#### Data shown:
■ ■ ■ ■

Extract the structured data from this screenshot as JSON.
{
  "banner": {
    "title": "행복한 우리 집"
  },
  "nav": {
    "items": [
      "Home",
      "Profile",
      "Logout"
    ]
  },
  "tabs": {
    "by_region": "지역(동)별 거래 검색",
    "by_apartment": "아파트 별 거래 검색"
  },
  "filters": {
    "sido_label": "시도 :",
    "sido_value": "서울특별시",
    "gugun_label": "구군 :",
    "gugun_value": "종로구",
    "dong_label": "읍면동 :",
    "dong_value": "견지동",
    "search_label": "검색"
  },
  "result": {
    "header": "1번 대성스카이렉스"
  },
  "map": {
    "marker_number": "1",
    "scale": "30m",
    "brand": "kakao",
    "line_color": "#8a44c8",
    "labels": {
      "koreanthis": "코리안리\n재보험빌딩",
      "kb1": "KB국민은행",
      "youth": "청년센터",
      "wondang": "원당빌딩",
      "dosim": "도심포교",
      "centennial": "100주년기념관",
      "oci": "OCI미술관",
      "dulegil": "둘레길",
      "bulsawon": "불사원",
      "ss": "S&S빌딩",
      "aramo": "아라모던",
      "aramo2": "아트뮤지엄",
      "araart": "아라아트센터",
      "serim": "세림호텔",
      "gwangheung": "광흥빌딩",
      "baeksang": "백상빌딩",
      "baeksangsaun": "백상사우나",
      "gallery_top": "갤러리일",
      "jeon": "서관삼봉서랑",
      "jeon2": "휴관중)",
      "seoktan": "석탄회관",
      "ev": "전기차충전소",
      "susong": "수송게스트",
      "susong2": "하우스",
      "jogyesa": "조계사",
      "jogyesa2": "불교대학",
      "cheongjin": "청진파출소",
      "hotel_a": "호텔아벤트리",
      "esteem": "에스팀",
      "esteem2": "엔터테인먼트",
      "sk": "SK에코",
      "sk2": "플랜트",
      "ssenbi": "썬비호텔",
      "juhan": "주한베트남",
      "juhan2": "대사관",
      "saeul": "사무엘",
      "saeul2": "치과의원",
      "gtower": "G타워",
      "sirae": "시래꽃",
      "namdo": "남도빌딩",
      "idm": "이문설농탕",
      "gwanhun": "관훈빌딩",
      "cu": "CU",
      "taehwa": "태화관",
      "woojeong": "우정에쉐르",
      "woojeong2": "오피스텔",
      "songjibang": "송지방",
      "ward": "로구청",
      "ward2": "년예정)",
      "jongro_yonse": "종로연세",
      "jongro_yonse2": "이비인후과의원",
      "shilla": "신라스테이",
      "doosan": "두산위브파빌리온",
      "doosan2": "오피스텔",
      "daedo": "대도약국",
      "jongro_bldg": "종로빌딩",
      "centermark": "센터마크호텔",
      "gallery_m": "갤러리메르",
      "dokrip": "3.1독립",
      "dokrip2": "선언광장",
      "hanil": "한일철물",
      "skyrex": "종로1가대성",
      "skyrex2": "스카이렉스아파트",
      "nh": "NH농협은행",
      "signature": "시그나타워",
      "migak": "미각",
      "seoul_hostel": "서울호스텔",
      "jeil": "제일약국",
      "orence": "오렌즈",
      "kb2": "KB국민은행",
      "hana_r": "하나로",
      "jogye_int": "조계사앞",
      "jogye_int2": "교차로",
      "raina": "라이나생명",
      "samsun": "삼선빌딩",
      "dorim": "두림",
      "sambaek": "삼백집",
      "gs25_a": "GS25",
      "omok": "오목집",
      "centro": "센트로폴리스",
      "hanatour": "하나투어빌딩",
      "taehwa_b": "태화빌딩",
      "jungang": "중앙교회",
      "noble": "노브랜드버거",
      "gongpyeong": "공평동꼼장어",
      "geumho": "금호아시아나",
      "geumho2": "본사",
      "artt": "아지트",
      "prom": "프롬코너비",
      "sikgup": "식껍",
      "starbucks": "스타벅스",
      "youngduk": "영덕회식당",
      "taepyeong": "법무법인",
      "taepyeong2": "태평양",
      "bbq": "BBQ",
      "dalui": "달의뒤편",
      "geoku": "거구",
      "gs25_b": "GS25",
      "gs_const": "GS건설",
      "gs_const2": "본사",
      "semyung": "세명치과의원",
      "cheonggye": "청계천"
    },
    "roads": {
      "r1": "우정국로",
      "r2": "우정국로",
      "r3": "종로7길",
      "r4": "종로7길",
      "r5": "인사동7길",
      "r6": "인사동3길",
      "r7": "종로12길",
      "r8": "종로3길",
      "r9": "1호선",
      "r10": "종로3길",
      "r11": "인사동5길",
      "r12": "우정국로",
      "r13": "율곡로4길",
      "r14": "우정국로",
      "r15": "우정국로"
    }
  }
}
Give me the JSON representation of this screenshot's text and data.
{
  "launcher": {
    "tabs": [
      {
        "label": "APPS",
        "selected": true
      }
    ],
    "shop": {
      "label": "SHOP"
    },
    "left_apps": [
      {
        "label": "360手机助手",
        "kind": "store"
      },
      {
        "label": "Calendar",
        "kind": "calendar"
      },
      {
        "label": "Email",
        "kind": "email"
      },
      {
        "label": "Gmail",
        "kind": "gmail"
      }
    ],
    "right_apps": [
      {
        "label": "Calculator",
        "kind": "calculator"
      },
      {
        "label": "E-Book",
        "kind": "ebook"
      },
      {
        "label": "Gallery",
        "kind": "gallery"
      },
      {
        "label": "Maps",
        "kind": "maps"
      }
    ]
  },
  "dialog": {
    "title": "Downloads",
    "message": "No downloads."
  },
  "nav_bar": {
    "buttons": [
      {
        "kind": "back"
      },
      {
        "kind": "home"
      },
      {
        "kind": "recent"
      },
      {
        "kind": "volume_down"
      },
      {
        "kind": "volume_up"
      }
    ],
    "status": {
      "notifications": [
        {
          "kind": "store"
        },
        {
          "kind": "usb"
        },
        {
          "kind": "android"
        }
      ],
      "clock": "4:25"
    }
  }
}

■ ■ ■ ■

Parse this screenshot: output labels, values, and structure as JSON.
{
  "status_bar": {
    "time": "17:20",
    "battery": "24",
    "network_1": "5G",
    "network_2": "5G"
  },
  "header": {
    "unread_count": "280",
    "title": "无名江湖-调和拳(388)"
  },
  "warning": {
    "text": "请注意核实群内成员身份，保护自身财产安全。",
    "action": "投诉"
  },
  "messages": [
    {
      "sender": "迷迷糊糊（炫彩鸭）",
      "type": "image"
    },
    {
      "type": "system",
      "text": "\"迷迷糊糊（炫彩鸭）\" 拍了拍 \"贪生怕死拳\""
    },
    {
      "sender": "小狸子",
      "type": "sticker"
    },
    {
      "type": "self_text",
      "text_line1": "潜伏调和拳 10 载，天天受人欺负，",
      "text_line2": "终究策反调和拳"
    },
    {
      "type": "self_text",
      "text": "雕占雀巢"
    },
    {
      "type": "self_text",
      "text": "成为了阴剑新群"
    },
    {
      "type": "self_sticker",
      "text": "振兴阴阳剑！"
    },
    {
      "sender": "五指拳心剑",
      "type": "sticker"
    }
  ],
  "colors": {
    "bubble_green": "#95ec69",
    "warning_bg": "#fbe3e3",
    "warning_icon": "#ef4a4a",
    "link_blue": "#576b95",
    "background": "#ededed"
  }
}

■ ■ ■ ■

#### Exercise directions:
Look for the word "迷迷糊糊" and return every line where it occurs.

#### Exercise output:
      "sender": "迷迷糊糊（炫彩鸭）",
      "text": "\"迷迷糊糊（炫彩鸭）\" 拍了拍 \"贪生怕死拳\""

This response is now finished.